++++ Records provided ++++
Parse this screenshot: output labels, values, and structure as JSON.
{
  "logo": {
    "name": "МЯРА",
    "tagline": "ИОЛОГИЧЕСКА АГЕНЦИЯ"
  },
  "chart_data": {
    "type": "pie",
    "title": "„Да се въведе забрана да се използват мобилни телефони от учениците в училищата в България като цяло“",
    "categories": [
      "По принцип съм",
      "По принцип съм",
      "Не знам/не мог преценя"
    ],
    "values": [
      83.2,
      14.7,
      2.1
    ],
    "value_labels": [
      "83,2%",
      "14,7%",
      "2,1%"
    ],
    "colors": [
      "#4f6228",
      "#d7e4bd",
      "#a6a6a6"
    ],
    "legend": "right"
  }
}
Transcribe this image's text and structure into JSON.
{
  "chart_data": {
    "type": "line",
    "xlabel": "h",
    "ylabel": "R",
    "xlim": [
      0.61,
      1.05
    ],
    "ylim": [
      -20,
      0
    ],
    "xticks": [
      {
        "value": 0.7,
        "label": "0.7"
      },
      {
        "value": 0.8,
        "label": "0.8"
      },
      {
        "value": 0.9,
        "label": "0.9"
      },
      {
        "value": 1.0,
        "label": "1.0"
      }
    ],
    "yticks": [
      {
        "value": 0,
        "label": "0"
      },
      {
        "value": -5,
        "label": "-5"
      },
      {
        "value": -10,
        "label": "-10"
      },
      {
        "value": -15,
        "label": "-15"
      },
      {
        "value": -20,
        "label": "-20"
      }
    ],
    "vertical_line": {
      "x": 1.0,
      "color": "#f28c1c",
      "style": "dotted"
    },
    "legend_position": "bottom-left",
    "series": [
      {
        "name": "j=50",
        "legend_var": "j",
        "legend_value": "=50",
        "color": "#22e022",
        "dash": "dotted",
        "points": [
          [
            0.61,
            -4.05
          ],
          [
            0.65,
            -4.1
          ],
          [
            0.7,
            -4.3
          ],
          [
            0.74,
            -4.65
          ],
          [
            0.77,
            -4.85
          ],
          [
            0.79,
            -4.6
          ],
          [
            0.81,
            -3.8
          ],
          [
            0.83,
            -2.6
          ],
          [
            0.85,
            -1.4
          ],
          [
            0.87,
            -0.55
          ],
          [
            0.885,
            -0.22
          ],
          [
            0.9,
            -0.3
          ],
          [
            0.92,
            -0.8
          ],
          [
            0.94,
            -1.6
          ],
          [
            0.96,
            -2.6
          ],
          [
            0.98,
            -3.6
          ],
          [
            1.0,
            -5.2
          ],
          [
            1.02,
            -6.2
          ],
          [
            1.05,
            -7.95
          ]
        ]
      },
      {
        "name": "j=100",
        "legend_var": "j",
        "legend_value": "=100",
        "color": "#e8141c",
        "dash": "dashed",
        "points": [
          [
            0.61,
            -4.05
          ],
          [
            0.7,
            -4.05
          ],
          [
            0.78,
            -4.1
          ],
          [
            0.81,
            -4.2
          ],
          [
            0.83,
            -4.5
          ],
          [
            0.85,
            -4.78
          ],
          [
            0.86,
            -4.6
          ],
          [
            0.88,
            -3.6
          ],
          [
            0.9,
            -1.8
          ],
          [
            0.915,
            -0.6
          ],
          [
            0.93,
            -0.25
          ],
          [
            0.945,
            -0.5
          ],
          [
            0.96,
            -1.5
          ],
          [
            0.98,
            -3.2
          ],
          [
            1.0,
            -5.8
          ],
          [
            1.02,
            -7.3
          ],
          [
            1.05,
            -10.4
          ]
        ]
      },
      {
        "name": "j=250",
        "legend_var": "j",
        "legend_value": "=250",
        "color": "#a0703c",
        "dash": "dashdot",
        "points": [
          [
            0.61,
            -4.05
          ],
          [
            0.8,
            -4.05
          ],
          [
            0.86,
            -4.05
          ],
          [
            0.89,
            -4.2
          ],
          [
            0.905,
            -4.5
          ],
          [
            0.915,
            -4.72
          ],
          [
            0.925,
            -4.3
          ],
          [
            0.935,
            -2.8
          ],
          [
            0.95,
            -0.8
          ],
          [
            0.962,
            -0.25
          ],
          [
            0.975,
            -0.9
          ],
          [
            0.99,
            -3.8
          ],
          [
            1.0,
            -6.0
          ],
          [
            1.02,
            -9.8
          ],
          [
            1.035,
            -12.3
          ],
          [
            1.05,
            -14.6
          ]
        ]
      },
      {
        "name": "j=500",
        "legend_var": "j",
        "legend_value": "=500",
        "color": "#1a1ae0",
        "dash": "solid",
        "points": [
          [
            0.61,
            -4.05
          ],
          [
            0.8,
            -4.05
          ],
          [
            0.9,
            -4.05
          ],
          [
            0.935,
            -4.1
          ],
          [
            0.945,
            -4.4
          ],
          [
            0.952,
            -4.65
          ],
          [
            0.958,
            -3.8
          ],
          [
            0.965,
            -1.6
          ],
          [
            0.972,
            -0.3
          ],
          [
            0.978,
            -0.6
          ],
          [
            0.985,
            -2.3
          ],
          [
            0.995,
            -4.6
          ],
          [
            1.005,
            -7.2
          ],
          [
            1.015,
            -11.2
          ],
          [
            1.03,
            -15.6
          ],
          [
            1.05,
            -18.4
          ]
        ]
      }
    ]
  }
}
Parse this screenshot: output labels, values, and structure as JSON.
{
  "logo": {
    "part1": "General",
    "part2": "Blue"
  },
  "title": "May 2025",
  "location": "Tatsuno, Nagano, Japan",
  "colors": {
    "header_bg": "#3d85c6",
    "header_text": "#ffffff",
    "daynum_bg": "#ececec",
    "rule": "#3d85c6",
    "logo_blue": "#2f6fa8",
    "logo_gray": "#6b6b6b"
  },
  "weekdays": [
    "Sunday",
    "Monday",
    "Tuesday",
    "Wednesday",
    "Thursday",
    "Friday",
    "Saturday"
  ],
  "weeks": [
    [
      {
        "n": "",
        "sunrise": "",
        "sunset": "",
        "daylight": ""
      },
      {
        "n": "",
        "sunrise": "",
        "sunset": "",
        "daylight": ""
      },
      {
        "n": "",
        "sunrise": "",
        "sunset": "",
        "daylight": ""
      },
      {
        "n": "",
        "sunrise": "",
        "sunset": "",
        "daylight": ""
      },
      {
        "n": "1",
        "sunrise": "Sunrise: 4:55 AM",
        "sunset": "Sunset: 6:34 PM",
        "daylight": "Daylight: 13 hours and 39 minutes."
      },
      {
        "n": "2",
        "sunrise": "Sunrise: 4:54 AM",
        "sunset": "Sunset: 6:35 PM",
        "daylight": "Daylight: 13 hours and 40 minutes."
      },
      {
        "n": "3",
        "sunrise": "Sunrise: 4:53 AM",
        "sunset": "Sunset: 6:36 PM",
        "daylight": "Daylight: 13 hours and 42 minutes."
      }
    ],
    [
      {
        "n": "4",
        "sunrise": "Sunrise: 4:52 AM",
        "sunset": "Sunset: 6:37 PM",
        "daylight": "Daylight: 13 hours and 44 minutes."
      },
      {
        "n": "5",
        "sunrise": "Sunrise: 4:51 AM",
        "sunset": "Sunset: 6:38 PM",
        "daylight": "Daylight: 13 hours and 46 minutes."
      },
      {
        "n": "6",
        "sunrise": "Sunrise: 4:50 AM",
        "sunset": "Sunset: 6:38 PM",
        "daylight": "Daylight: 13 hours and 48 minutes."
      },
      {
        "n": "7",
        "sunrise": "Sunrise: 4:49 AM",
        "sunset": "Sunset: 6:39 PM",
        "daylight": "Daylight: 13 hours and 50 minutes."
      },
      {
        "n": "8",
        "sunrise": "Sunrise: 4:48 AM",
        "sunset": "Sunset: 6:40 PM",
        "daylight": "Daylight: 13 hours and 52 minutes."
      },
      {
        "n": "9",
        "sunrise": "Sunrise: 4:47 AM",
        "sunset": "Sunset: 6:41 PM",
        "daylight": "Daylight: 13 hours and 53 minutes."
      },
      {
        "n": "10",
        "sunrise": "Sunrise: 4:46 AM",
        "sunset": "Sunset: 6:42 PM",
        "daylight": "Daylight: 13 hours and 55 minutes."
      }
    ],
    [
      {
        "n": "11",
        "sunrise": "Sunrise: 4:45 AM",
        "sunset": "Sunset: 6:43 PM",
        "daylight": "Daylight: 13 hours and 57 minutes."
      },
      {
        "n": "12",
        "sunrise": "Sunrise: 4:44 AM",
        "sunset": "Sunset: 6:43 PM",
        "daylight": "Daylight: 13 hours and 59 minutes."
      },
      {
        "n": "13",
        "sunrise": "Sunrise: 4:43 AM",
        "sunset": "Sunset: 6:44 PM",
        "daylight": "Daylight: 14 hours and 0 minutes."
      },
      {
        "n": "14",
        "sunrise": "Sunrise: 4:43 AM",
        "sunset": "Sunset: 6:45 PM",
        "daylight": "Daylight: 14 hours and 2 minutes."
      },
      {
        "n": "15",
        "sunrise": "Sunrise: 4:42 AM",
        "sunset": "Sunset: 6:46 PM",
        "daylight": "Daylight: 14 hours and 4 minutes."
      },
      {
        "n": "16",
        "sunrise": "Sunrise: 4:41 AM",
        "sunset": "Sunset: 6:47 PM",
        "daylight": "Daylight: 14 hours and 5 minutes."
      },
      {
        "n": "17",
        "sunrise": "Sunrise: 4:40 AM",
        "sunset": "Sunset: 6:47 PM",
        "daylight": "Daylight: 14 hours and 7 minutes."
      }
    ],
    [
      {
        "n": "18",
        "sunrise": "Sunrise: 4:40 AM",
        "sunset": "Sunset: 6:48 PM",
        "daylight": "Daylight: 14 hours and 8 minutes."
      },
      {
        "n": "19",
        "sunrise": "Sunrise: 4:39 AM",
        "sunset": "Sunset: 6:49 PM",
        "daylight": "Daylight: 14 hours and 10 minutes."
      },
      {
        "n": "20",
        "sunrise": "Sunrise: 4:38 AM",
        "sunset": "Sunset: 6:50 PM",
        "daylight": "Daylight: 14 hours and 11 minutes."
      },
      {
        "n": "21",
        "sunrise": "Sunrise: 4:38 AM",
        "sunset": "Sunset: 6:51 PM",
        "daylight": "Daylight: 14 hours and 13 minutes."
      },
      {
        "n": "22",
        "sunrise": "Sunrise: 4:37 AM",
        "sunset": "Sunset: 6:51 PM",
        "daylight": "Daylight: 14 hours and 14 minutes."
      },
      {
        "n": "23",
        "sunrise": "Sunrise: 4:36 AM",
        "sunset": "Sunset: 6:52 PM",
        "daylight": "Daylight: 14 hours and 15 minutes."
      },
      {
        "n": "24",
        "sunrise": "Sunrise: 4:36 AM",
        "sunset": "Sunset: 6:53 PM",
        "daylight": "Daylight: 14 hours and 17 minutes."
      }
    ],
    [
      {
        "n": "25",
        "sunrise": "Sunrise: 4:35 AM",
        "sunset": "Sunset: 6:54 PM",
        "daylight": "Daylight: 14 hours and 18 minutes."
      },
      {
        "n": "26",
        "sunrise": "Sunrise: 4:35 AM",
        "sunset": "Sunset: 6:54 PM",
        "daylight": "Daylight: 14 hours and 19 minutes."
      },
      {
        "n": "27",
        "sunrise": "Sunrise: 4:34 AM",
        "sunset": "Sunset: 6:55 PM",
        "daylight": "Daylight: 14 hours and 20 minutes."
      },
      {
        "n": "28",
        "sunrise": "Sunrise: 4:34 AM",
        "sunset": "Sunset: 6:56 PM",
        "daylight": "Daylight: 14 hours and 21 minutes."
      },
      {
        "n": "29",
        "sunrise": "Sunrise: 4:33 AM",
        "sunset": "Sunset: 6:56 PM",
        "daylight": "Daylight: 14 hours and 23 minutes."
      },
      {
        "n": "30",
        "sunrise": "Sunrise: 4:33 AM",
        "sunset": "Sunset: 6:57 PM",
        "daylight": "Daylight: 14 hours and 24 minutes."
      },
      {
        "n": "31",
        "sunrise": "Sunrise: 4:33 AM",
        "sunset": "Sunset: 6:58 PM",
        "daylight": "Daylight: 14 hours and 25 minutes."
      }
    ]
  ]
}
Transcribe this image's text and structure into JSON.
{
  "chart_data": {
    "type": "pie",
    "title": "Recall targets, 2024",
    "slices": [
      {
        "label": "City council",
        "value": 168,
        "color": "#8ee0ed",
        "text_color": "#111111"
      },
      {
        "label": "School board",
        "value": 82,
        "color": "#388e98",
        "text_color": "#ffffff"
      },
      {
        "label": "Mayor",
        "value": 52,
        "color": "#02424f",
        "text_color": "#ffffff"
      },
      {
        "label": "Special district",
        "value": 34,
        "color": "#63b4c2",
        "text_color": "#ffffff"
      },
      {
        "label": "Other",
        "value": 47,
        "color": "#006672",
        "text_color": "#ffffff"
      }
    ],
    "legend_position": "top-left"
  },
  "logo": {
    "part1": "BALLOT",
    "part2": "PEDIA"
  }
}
++++
• **Given problem**:
Looking at the records above, report how many lines contain the word "title". Answer with the number only.

• **Answer to the problem**:
3